» Records excerpted from a collection
-------

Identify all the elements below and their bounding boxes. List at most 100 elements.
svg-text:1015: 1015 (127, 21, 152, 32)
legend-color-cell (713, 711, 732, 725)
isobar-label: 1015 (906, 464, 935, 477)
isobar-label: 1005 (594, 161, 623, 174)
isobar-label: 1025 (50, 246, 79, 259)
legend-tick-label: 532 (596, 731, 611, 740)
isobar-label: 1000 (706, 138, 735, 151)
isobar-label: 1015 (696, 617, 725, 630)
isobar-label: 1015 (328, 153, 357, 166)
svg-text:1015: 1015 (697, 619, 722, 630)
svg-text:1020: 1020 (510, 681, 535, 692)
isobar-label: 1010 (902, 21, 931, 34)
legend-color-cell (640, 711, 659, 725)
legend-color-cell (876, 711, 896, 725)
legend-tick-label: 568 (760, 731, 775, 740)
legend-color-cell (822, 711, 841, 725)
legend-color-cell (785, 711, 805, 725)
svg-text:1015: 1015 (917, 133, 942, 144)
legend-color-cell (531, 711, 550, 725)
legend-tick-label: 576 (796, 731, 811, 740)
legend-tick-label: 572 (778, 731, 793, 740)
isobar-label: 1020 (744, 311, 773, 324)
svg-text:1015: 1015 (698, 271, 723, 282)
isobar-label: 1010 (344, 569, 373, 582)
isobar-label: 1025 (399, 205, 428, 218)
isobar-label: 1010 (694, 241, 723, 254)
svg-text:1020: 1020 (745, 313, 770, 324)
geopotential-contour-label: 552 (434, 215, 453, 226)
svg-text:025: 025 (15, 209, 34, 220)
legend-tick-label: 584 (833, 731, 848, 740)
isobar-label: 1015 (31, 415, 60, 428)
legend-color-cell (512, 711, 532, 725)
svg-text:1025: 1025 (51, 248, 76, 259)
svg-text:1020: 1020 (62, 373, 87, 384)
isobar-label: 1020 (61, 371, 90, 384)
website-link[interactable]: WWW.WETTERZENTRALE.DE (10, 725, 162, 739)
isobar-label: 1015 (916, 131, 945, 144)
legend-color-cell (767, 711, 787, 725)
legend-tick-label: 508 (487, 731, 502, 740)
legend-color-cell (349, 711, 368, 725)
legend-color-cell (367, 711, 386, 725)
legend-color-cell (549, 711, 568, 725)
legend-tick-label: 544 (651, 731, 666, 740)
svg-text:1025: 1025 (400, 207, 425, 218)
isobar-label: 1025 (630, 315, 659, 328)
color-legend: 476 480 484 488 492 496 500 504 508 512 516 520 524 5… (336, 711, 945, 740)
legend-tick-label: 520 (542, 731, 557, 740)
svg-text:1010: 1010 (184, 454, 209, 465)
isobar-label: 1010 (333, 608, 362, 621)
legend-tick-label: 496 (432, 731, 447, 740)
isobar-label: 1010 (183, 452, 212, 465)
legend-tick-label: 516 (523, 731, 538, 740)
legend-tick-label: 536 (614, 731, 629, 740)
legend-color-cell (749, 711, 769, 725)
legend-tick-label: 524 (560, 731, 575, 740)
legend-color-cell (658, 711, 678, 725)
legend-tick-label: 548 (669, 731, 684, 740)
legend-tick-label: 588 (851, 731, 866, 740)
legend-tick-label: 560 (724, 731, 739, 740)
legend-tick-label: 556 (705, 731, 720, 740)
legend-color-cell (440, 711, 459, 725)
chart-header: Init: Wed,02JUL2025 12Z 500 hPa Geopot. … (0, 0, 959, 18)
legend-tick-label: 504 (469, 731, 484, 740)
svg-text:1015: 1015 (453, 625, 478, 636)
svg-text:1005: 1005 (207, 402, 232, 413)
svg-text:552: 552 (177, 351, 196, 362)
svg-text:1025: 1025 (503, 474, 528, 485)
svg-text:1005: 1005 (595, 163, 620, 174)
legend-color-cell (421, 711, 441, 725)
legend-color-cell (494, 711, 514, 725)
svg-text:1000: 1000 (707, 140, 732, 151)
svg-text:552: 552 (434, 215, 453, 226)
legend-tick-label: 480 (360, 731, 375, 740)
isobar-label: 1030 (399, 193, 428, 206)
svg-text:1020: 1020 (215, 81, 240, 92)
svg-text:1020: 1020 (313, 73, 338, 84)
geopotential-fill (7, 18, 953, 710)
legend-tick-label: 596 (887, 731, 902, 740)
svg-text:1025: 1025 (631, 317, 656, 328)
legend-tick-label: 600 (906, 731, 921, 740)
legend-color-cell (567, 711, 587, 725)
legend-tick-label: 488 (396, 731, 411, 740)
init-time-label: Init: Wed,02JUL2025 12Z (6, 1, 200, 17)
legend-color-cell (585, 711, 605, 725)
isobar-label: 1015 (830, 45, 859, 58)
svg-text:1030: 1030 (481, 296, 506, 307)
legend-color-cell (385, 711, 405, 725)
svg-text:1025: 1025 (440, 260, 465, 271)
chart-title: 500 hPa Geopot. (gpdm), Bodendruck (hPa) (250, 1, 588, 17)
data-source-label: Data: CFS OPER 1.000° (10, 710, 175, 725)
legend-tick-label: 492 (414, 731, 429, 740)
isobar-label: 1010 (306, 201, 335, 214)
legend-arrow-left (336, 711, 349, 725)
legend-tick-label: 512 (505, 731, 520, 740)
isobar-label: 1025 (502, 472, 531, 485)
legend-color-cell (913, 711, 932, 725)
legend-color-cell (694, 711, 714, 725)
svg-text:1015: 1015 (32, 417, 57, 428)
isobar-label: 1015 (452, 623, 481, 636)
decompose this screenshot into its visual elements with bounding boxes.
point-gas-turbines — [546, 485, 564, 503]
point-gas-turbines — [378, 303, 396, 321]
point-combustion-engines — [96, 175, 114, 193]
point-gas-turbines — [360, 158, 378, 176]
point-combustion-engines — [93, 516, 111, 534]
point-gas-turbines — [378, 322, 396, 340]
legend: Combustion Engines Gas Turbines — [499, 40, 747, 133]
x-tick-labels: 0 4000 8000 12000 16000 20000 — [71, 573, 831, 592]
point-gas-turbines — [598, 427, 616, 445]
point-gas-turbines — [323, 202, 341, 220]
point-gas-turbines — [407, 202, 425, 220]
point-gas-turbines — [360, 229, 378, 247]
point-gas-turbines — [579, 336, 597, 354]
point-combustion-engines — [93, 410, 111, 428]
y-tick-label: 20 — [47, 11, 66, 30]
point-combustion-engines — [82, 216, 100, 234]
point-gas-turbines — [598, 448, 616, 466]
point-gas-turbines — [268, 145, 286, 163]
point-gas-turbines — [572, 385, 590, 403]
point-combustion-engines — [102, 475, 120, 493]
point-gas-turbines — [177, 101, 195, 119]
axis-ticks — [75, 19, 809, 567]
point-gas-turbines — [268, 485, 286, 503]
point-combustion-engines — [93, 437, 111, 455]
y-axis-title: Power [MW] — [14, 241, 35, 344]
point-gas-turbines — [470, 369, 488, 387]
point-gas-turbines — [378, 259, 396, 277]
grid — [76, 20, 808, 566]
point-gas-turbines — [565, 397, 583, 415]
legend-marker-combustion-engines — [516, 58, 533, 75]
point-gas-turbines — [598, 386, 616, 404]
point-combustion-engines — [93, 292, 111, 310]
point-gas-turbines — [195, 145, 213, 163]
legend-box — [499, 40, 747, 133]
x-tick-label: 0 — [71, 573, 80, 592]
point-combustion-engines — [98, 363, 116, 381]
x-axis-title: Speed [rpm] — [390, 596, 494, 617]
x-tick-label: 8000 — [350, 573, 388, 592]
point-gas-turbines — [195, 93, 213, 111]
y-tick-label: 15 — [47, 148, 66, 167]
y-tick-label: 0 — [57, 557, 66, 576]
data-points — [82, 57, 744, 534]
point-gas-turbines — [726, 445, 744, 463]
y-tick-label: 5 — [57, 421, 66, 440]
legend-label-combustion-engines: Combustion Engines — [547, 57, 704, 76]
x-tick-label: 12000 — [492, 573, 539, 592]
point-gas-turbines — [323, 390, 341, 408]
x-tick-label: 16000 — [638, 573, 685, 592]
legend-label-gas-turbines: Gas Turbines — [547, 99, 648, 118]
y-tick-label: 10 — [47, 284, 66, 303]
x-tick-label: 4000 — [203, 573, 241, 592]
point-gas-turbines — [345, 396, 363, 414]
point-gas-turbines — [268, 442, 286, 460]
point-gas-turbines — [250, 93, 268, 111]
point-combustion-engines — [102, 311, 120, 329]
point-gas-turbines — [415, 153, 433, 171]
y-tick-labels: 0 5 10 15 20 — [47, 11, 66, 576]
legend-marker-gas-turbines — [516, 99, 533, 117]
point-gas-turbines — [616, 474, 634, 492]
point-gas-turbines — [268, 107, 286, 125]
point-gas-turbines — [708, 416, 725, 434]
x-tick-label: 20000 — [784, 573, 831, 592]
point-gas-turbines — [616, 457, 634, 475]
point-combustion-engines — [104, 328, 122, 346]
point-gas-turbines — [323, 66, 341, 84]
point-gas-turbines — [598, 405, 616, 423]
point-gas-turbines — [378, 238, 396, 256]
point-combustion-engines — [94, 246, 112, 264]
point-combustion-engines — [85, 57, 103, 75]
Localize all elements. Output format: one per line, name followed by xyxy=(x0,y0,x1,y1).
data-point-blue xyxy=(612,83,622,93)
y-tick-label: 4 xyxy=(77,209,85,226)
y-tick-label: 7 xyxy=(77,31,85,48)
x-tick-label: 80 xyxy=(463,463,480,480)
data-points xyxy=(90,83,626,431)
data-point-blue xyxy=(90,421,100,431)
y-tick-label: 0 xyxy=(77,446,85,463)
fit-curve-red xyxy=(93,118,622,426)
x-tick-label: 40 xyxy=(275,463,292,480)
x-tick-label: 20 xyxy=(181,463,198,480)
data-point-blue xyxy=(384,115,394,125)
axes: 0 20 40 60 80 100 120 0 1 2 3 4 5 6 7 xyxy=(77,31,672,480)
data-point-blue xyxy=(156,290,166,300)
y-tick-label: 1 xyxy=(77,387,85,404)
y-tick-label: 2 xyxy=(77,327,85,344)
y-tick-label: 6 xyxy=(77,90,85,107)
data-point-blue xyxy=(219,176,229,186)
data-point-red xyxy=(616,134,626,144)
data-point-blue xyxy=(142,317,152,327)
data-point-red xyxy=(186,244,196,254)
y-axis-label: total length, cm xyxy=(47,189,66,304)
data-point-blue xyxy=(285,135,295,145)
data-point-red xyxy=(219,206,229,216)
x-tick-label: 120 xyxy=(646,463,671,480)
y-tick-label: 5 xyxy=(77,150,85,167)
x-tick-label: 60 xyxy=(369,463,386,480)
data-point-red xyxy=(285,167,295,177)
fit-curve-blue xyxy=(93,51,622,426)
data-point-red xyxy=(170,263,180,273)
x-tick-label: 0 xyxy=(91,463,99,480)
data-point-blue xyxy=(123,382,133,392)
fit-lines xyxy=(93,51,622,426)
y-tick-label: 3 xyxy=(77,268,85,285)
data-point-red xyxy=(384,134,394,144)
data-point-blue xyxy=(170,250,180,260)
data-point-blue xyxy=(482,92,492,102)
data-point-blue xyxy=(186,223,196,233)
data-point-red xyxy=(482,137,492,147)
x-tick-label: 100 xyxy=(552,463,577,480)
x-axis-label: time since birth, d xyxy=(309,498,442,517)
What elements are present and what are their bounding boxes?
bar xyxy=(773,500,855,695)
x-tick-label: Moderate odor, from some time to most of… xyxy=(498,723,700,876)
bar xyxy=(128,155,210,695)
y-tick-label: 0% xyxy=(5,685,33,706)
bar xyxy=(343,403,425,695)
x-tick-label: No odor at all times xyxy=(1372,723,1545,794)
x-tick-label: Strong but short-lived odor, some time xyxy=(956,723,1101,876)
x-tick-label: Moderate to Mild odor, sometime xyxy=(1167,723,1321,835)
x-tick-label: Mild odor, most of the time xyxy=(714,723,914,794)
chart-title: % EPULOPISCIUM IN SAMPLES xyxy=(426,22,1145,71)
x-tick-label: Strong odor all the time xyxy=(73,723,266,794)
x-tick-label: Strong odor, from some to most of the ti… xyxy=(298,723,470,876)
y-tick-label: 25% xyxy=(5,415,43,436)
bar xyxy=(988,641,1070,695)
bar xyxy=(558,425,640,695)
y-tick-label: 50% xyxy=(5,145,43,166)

-------

» Problem to solve
Rewrite the data above as a numbered list, starting at the beginning of the data and ending at the line that contains "legend-tick-label: 508 (487, 731, 502, 740)", with both of those included. Leave out any blank lines.

» Output of the exercise
1. Identify all the elements below and their bounding boxes. List at most 100 elements.
2. svg-text:1015: 1015 (127, 21, 152, 32)
3. legend-color-cell (713, 711, 732, 725)
4. isobar-label: 1015 (906, 464, 935, 477)
5. isobar-label: 1005 (594, 161, 623, 174)
6. isobar-label: 1025 (50, 246, 79, 259)
7. legend-tick-label: 532 (596, 731, 611, 740)
8. isobar-label: 1000 (706, 138, 735, 151)
9. isobar-label: 1015 (696, 617, 725, 630)
10. isobar-label: 1015 (328, 153, 357, 166)
11. svg-text:1015: 1015 (697, 619, 722, 630)
12. svg-text:1020: 1020 (510, 681, 535, 692)
13. isobar-label: 1010 (902, 21, 931, 34)
14. legend-color-cell (640, 711, 659, 725)
15. legend-color-cell (876, 711, 896, 725)
16. legend-tick-label: 568 (760, 731, 775, 740)
17. legend-color-cell (822, 711, 841, 725)
18. legend-color-cell (785, 711, 805, 725)
19. svg-text:1015: 1015 (917, 133, 942, 144)
20. legend-color-cell (531, 711, 550, 725)
21. legend-tick-label: 576 (796, 731, 811, 740)
22. legend-tick-label: 572 (778, 731, 793, 740)
23. isobar-label: 1020 (744, 311, 773, 324)
24. svg-text:1015: 1015 (698, 271, 723, 282)
25. isobar-label: 1010 (344, 569, 373, 582)
26. isobar-label: 1025 (399, 205, 428, 218)
27. isobar-label: 1010 (694, 241, 723, 254)
28. svg-text:1020: 1020 (745, 313, 770, 324)
29. geopotential-contour-label: 552 (434, 215, 453, 226)
30. svg-text:025: 025 (15, 209, 34, 220)
31. legend-tick-label: 584 (833, 731, 848, 740)
32. isobar-label: 1015 (31, 415, 60, 428)
33. legend-color-cell (512, 711, 532, 725)
34. svg-text:1025: 1025 (51, 248, 76, 259)
35. svg-text:1020: 1020 (62, 373, 87, 384)
36. isobar-label: 1020 (61, 371, 90, 384)
37. website-link[interactable]: WWW.WETTERZENTRALE.DE (10, 725, 162, 739)
38. isobar-label: 1015 (916, 131, 945, 144)
39. legend-color-cell (767, 711, 787, 725)
40. legend-tick-label: 508 (487, 731, 502, 740)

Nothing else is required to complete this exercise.